| Description of the task |
Copy the listing below in full and skip every picture.
*-*-*
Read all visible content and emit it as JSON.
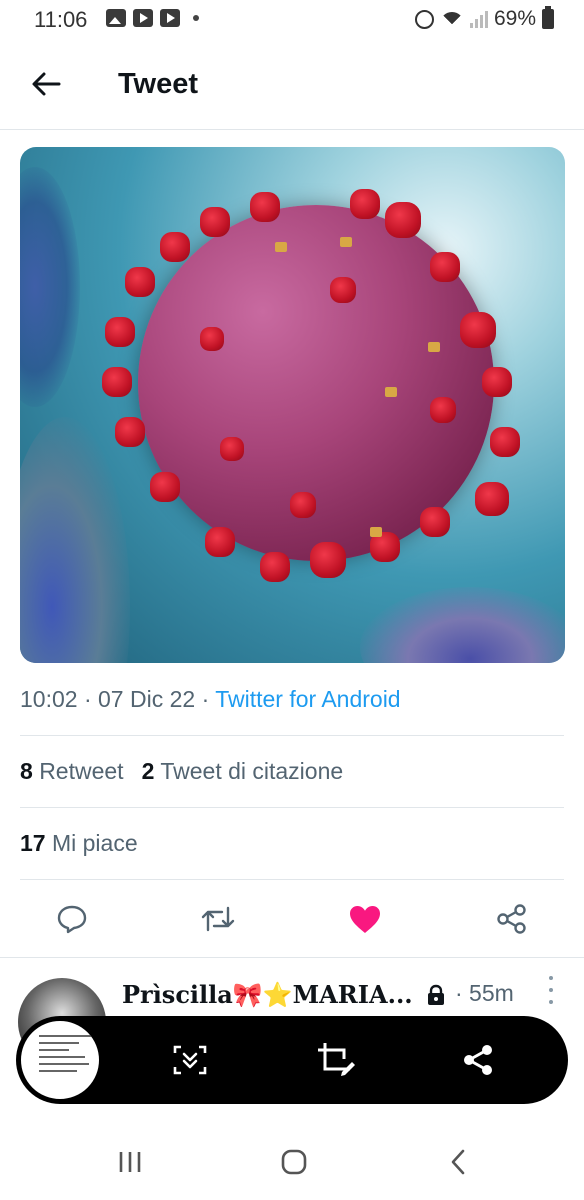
{
  "status_bar": {
    "time": "11:06",
    "battery": "69%"
  },
  "header": {
    "title": "Tweet"
  },
  "tweet": {
    "time": "10:02",
    "separator": "·",
    "date": "07 Dic 22",
    "source": "Twitter for Android",
    "retweets_count": "8",
    "retweets_label": "Retweet",
    "quotes_count": "2",
    "quotes_label": "Tweet di citazione",
    "likes_count": "17",
    "likes_label": "Mi piace",
    "liked": true,
    "like_color": "#f91880",
    "link_color": "#1d9bf0"
  },
  "reply": {
    "name": "Prìscilla🎀⭐MARIA...",
    "time": "· 55m"
  },
  "icons": [
    "back-arrow-icon",
    "reply-icon",
    "retweet-icon",
    "heart-icon",
    "share-icon",
    "lock-icon",
    "more-icon",
    "scroll-capture-icon",
    "crop-edit-icon",
    "share-icon",
    "recent-apps-icon",
    "home-icon",
    "back-icon"
  ]
}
*-*-*
| Task output |
Read all visible content and emit it as JSON.
{
  "status_bar": {
    "time": "11:06",
    "battery": "69%"
  },
  "header": {
    "title": "Tweet"
  },
  "tweet": {
    "time": "10:02",
    "separator": "·",
    "date": "07 Dic 22",
    "source": "Twitter for Android",
    "retweets_count": "8",
    "retweets_label": "Retweet",
    "quotes_count": "2",
    "quotes_label": "Tweet di citazione",
    "likes_count": "17",
    "likes_label": "Mi piace",
    "liked": true,
    "like_color": "#f91880",
    "link_color": "#1d9bf0"
  },
  "reply": {
    "name": "Prìscilla🎀⭐MARIA...",
    "time": "· 55m"
  },
  "icons": [
    "back-arrow-icon",
    "reply-icon",
    "retweet-icon",
    "heart-icon",
    "share-icon",
    "lock-icon",
    "more-icon",
    "scroll-capture-icon",
    "crop-edit-icon",
    "share-icon",
    "recent-apps-icon",
    "home-icon",
    "back-icon"
  ]
}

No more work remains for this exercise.